**Page text**.
__________

Town staff and consultants believe there is a plume of hexavalent chromium that has pooled together, but it hasn’t moved.

It was documented in 2013 and 2014 through testing mandated by the Environmental Protection Agency, with results showing between 3 and 4 parts per billion (ppb) of hexavalent chromium in town water. That, the town said, was under the EPA and Massachusetts Department of Environmental Protection’s (DEP) standards of 100 ppb for total chromium.

In 2015, though, a report from the Environmental Working Group listed Shrewsbury, Danvers and a Cape Cod community as the three Massachusetts communities with the highest concentrations of hexavalent chromium.

The town began efforts to track down the source of the hexavalent chromium as well as treat it.

Tests in 2016 then showed concentrations above 100 ppb in four test wells drilled on the property line with Metso on Bowditch Drive, according to Justine Carroll, who is the Vice President of Tata & Howard and a consultant working with Shrewsbury.

“But it is not coming from Metso,” Howland said of the chemical’s source. “It’s coming from upgradient of Metso.”

As part of their work, the town installed a well with a slightly larger diameter. The levels of hexavalent chromium had dropped to the point that the tests were not detecting the substance, however, Carroll said.

She said the town and consultants believe that a drought and the fact that the water table was different back in 2016 contributed to this change in levels.

The town tried other methods to find the source of the hexavalent chromium and test filtration. But Carroll said they ultimately ran out of time in part because Shrewsbury began construction of a new plant in 2017 and the town needed to demolish the former plant.

Since 2016, the average concentration of hexavalent chromium in Shrewsbury’s finished water is around 3.6 ppb, Water and Sewer Superintendent Dan Rowley said.

The town has continued its search for the source of the chemical.

Howland said DEP was also working to track down the source. But it has not found a confirmed responsible party, according to Carroll.

The DEP has further stopped its program over the last several years mainly because the issue of PFAS chemical contaminations took precedence.

Carroll said it is still on their radar and the agency is interested in pursuing another location for additional test wells, though.

Pilot testing results 

Shrewsbury still resumed its latest round of pilot testing in 2020, completing testing in a matter of months and generating a report in July of last year.

__________

**Problems to solve**.
1 – Retype the article on Shrewsbury's hexavalent chromium word for word, beginning at "Town staff and" and stopping after "concentrations of hexavalent chromium.".
2 – Answer these questions from the article on Shrewsbury's hexavalent chromium:
(a) What range of hexavalent chromium concentrations did the 2013 and 2014 testing show in town water?
(b) What position does Justine Carroll hold at Tata & Howard?
(c) What has the average concentration of hexavalent chromium in Shrewsbury's finished water been since 2016?
3 – Write the next part of the article on Shrewsbury's hexavalent chromium, picking up after its final sentence.

__________

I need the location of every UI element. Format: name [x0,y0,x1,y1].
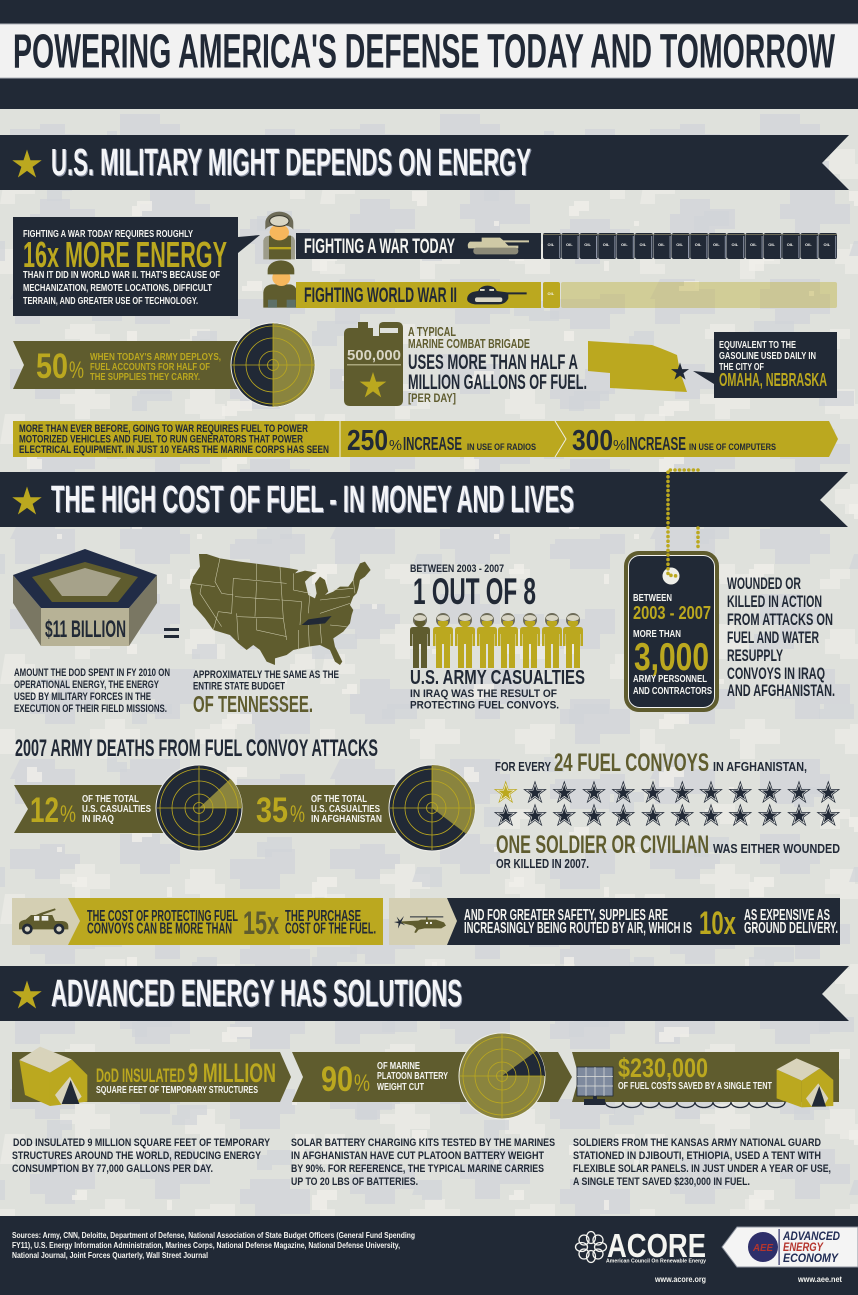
icon: insulated tent [19,1047,87,1106]
icon: solar panel with cable [577,1067,791,1108]
text: state budget of Tennessee: APPROXIMATELY THE SAME AS THE [193,669,339,681]
callout: 16x more energy: THAN IT DID IN WORLD WAR II. THAT'S BECAUSE OF [23,269,220,281]
radar chart: 12% Iraq [156,765,242,851]
ribbon: 50% of supplies: FUEL ACCOUNTS FOR HALF OF [90,361,210,373]
icon: Pentagon $11 billion [13,549,157,646]
text: one soldier or civilian: OR KILLED IN 2007. [496,856,589,871]
text: marine brigade fuel use [408,325,587,405]
text: one soldier or civilian [496,831,840,871]
callout: Omaha, Nebraska: GASOLINE USED DAILY IN [719,350,816,362]
dog tag: 3,000 wounded or killed: AND CONTRACTORS [633,685,712,697]
arrow bar: increases in electrical use: 300 [572,425,613,457]
ribbon: 50% of supplies: WHEN TODAY'S ARMY DEPLOYS, [90,351,221,363]
text: DoD insulation detail: CONSUMPTION BY 77,000 GALLONS PER DAY. [12,1163,213,1175]
ribbon: casualties 12% and 35%: U.S. CASUALTIES [82,803,151,815]
oil barrels: war today (16x): OIL [732,242,739,247]
text: marine brigade fuel use: MARINE COMBAT BRIGADE [408,337,530,351]
ribbon: casualties 12% and 35%: % [290,801,305,828]
arrow bar: increases in electrical use: INCREASE [403,434,462,454]
oil barrels: war today (16x) [543,233,837,259]
arrow bar: increases in electrical use: IN USE OF COMPUTERS [689,442,776,452]
text: solar battery detail: SOLAR BATTERY CHARGING KITS TESTED BY THE MARINES [291,1137,555,1149]
oil barrels: war today (16x): OIL [566,242,573,247]
logo: ACORE: American Council On Renewable Energy [606,1258,706,1264]
text: DoD energy spend: USED BY MILITARY FORCES IN THE [14,691,151,703]
ribbon: casualties 12% and 35% [14,785,405,833]
title band [0,0,858,109]
callout: 16x more energy: TERRAIN, AND GREATER USE OF TECHNOLOGY. [23,295,198,307]
text: state budget of Tennessee: ENTIRE STATE BUDGET [193,680,285,692]
arrow bar: increases in electrical use: % [389,437,402,454]
sources: National Journal, Joint Forces Quarterly, Wall Street Journal [12,1250,208,1260]
oil barrels: war today (16x): OIL [805,242,812,247]
logo: Advanced Energy Economy: ADVANCED [782,1231,840,1243]
panel: cost of protecting convoys: 15x [243,905,279,941]
icon: WWII tank [467,286,527,304]
text: solar battery detail: BY 90%. FOR REFERENCE, THE TYPICAL MARINE CARRIES [291,1163,544,1175]
callout: 16x more energy: MECHANIZATION, REMOTE LOCATIONS, DIFFICULT [23,282,212,294]
icon: solar tent [777,1058,833,1107]
arrow bar: increases in electrical use: MORE THAN EVER BEFORE, GOING TO WAR REQUIRES FUEL TO POWER [19,423,308,435]
text: 24 fuel convoys: IN AFGHANISTAN, [713,759,807,774]
website links: www.acore.org [654,1275,706,1284]
arrow bar: increases in electrical use: ELECTRICAL EQUIPMENT. IN JUST 10 YEARS THE MARINE CORPS HAS SEEN [19,444,329,456]
callout: Omaha, Nebraska [693,332,837,398]
dog tag: 3,000 wounded or killed: 2003 - 2007 [633,603,711,623]
icon: modern tank [468,238,529,254]
panel: supplies routed by air [389,898,840,945]
website links: www.aee.net [797,1275,842,1284]
pictogram: eight soldiers, one highlighted [410,613,583,668]
callout: Omaha, Nebraska: THE CITY OF [719,361,764,373]
ribbon: 50% of supplies: THE SUPPLIES THEY CARRY. [90,371,200,383]
ribbon: 90% battery weight cut [292,1052,572,1102]
dog tag: 3,000 wounded or killed: BETWEEN [633,592,672,604]
oil barrels: war today (16x): OIL [640,242,647,247]
equals sign [164,628,179,638]
icon: humvee [19,908,68,934]
icon: WWII soldier [263,260,297,308]
oil barrels: war today (16x): OIL [584,242,592,247]
text: marine brigade fuel use: USES MORE THAN HALF A [408,351,578,374]
oil barrels: war today (16x): OIL [750,242,757,247]
oil barrels: war today (16x): OIL [695,242,702,247]
ribbon: casualties 12% and 35%: % [60,801,76,828]
text: wounded or killed in action: RESUPPLY [727,646,783,665]
callout: 16x more energy [13,217,260,316]
oil barrels: World War II (1x): OIL [548,291,555,296]
oil barrels: war today (16x): OIL [713,242,720,247]
text: solar battery detail [291,1137,555,1188]
ribbon: casualties 12% and 35%: 35 [256,791,288,830]
ribbon: $230,000 saved by a single tent: OF FUEL COSTS SAVED BY A SINGLE TENT [618,1080,772,1092]
stat: 1 out of 8 casualties [410,563,585,712]
panel: supplies routed by air: INCREASINGLY BEING ROUTED BY AIR, WHICH IS [464,920,692,937]
callout: 16x more energy: FIGHTING A WAR TODAY REQUIRES ROUGHLY [23,228,193,240]
oil barrels: war today (16x): OIL [787,242,794,247]
section banner: advanced energy solutions [0,966,849,1021]
heading: 2007 army deaths: 2007 ARMY DEATHS FROM FUEL CONVOY ATTACKS [15,735,378,762]
ribbon: casualties 12% and 35%: IN AFGHANISTAN [311,813,382,825]
ribbon: 90% battery weight cut: % [354,1070,370,1097]
logo: Advanced Energy Economy: AEE [752,1243,773,1254]
arrow bar: increases in electrical use: IN USE OF RADIOS [467,442,536,452]
text: state budget of Tennessee [193,669,339,717]
text: DoD energy spend: AMOUNT THE DOD SPENT IN FY 2010 ON [14,667,170,679]
arrow bar: increases in electrical use: MOTORIZED VEHICLES AND FUEL TO RUN GENERATORS THAT POWER [19,434,303,446]
ribbon: $230,000 saved by a single tent: $230,000 [618,1053,708,1083]
text: one soldier or civilian: ONE SOLDIER OR CIVILIAN [496,831,709,859]
footer [0,1216,858,1295]
text: DoD insulation detail: STRUCTURES AROUND THE WORLD, REDUCING ENERGY [12,1150,262,1162]
ribbon: DoD insulated 9 million: 9 MILLION [188,1058,276,1088]
oil barrels: war today (16x): OIL [603,242,610,247]
radar chart: 50% [231,323,315,407]
panel: cost of protecting convoys: COST OF THE FUEL. [285,920,376,938]
section banner: advanced energy solutions: ADVANCED ENERGY HAS SOLUTIONS [51,973,462,1015]
ribbon: 90% battery weight cut: OF MARINE [377,1060,420,1072]
oil barrels: war today (16x): OIL [676,242,684,247]
text: wounded or killed in action: WOUNDED OR [727,574,801,593]
text: solar battery detail: IN AFGHANISTAN HAVE CUT PLATOON BATTERY WEIGHT [291,1150,544,1162]
oil barrels: war today (16x): OIL [824,242,831,247]
text: DoD energy spend [14,667,170,715]
ribbon: $230,000 saved by a single tent [572,1052,839,1108]
logo: ACORE [576,1227,706,1264]
logo: Advanced Energy Economy [722,1227,858,1267]
text: state budget of Tennessee: OF TENNESSEE. [193,691,313,717]
ribbon: 50% of supplies: % [69,357,84,384]
icon: fuel can 500,000: 500,000 [347,347,401,364]
ribbon: DoD insulated 9 million: DoD INSULATED [96,1066,185,1087]
dog tag: 3,000 wounded or killed [626,553,717,710]
ribbon: 90% battery weight cut: WEIGHT CUT [377,1081,424,1093]
ribbon: casualties 12% and 35%: OF THE TOTAL [82,793,139,805]
radar chart: 90% [459,1033,545,1119]
ribbon: 50% of supplies [13,341,240,389]
arrow bar: increases in electrical use [13,421,838,457]
arrow bar: increases in electrical use: INCREASE [626,434,686,454]
dog tag chain [668,470,698,576]
ribbon: 50% of supplies: 50 [36,347,68,386]
website links [654,1275,842,1284]
text: DoD insulation detail: DOD INSULATED 9 MILLION SQUARE FEET OF TEMPORARY [13,1137,271,1149]
stat: 1 out of 8 casualties: BETWEEN 2003 - 2007 [410,563,504,575]
text: solar tent detail [573,1137,831,1188]
ribbon: casualties 12% and 35%: 12 [30,791,59,830]
text: wounded or killed in action [727,574,835,700]
text: marine brigade fuel use: MILLION GALLONS OF FUEL. [408,371,587,394]
ribbon: casualties 12% and 35%: U.S. CASUALTIES [311,803,380,815]
stat: 1 out of 8 casualties: IN IRAQ WAS THE RESULT OF [410,688,557,700]
stat: 1 out of 8 casualties: U.S. ARMY CASUALTIES [410,667,585,689]
sources [12,1230,415,1260]
oil barrels: war today (16x): OIL [621,242,628,247]
panel: cost of protecting convoys: CONVOYS CAN BE MORE THAN [87,920,232,938]
band: fighting World War II: FIGHTING WORLD WAR II [304,284,457,307]
panel: cost of protecting convoys [12,898,383,945]
logo: Advanced Energy Economy: ENERGY [783,1242,824,1254]
text: marine brigade fuel use: A TYPICAL [408,325,456,339]
panel: cost of protecting convoys: THE COST OF PROTECTING FUEL [87,908,238,925]
arrow bar: increases in electrical use: 250 [347,425,388,457]
stat: 1 out of 8 casualties: 1 OUT OF 8 [413,571,536,612]
ribbon: 90% battery weight cut: PLATOON BATTERY [377,1070,448,1082]
ribbon: 90% battery weight cut: 90 [321,1060,353,1099]
logo: ACORE: ACORE [607,1227,706,1264]
ribbon: DoD insulated 9 million [12,1047,291,1106]
ribbon: DoD insulated 9 million: SQUARE FEET OF TEMPORARY STRUCTURES [96,1084,258,1096]
text: DoD insulation detail [12,1137,271,1175]
map: Nebraska [588,341,689,392]
panel: supplies routed by air: AND FOR GREATER SAFETY, SUPPLIES ARE [464,907,668,924]
stat: 1 out of 8 casualties: PROTECTING FUEL CONVOYS. [410,700,559,712]
sources: FY11), U.S. Energy Information Administration, Marines Corps, National Defense Magazine, National Defense University, [12,1240,400,1250]
sources: Sources: Army, CNN, Deloitte, Department of Defense, National Association of State Budget Officers (General Fund Spending [12,1230,415,1240]
dog tag: 3,000 wounded or killed: MORE THAN [633,628,681,640]
oil barrels: war today (16x): OIL [768,242,776,247]
callout: 16x more energy: 16x MORE ENERGY [23,234,227,275]
icon: helicopter [394,916,446,933]
band: fighting a war today: FIGHTING A WAR TODAY [304,235,455,258]
oil barrels: war today (16x): OIL [548,242,555,247]
dog tag: 3,000 wounded or killed: 3,000 [634,636,709,679]
panel: cost of protecting convoys: THE PURCHASE [285,908,361,925]
text: solar tent detail: A SINGLE TENT SAVED $230,000 IN FUEL. [573,1176,750,1188]
text: 24 fuel convoys: FOR EVERY [495,759,551,774]
radar chart: 35% Afghanistan [389,765,475,851]
text: DoD energy spend: OPERATIONAL ENERGY, THE ENERGY [14,679,159,691]
text: 24 fuel convoys: 24 FUEL CONVOYS [554,749,709,777]
dog tag: 3,000 wounded or killed: ARMY PERSONNEL [633,673,707,685]
oil barrels: war today (16x): OIL [658,242,665,247]
$11 billion figure: $11 BILLION [45,616,126,643]
ribbon: casualties 12% and 35%: IN IRAQ [82,813,114,825]
panel: supplies routed by air: 10x [699,905,736,941]
logo: Advanced Energy Economy: ECONOMY [783,1253,839,1265]
section banner: U.S. military might: U.S. MILITARY MIGHT DEPENDS ON ENERGY [51,142,531,184]
text: DoD energy spend: EXECUTION OF THEIR FIELD MISSIONS. [14,703,167,715]
oil barrels: World War II (1x) [543,282,837,308]
text: marine brigade fuel use: [PER DAY] [408,393,456,405]
map: United States with Tennessee highlighted [190,554,371,665]
icon: modern soldier [263,212,295,259]
arrow bar: increases in electrical use: % [613,437,626,454]
ribbon: casualties 12% and 35%: OF THE TOTAL [311,793,367,805]
icon: fuel can 500,000 [344,322,403,406]
pictogram: 24 stars, one highlighted [494,780,840,826]
callout: Omaha, Nebraska: EQUIVALENT TO THE [719,339,796,351]
text: solar battery detail: UP TO 20 LBS OF BATTERIES. [291,1176,418,1188]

__________

**Written answers**.
1 –
Town staff and consultants believe there is a plume of hexavalent chromium that has pooled together, but it hasn’t moved.

It was documented in 2013 and 2014 through testing mandated by the Environmental Protection Agency, with results showing between 3 and 4 parts per billion (ppb) of hexavalent chromium in town water. That, the town said, was under the EPA and Massachusetts Department of Environmental Protection’s (DEP) standards of 100 ppb for total chromium.

In 2015, though, a report from the Environmental Working Group listed Shrewsbury, Danvers and a Cape Cod community as the three Massachusetts communities with the highest concentrations of hexavalent chromium.

2 –
(a) Between 3 and 4 parts per billion (ppb).
(b) She is the Vice President of Tata & Howard.
(c) Around 3.6 ppb.

3 –
As part of the testing, Shrewsbury seeded its water with 100 ppb of hexavalent chromium.

According to Howland, two technologies tested were able to remove between 93% and 96% of the hexavalent chromium in tests.

Neither would likely be able to replicate those results on town water, though, due to its lower concentration of hexavalent chromium.

Howland said that AdEdge, a sub-consultant of Tata & Howard indicated that some hexavalent chromium would still pass through through the filter of even a preferred option, meaning Shrewsbury could expect a reduction of 1 ppb or less from their current rates of around 3.6 ppb.

Howland told Shrewsbury town leaders that there are no known methods that would get Shrewsbury down to a nondetectable level of hexavalent chromium.

That fact coupled with the estimated $7.7 million price tag and additional annual costs of $1 million to maintain the filtration system had town officials feeling cautious about implementing new filtration strategies as of this March 22 selectmen meeting.

Pilot testing is also needed for any additions onto the water treatment plant, Howland said.

“I’m not sure that it makes sense to go forward with a $7.7 million answer to just really have the same result,” said Selectman Beth Casavant.

Howland suggested continuing to test quarterly.

If the concentration of hexavalent chromium documented in testing increases, staff may return to the selectmen with a different suggestion.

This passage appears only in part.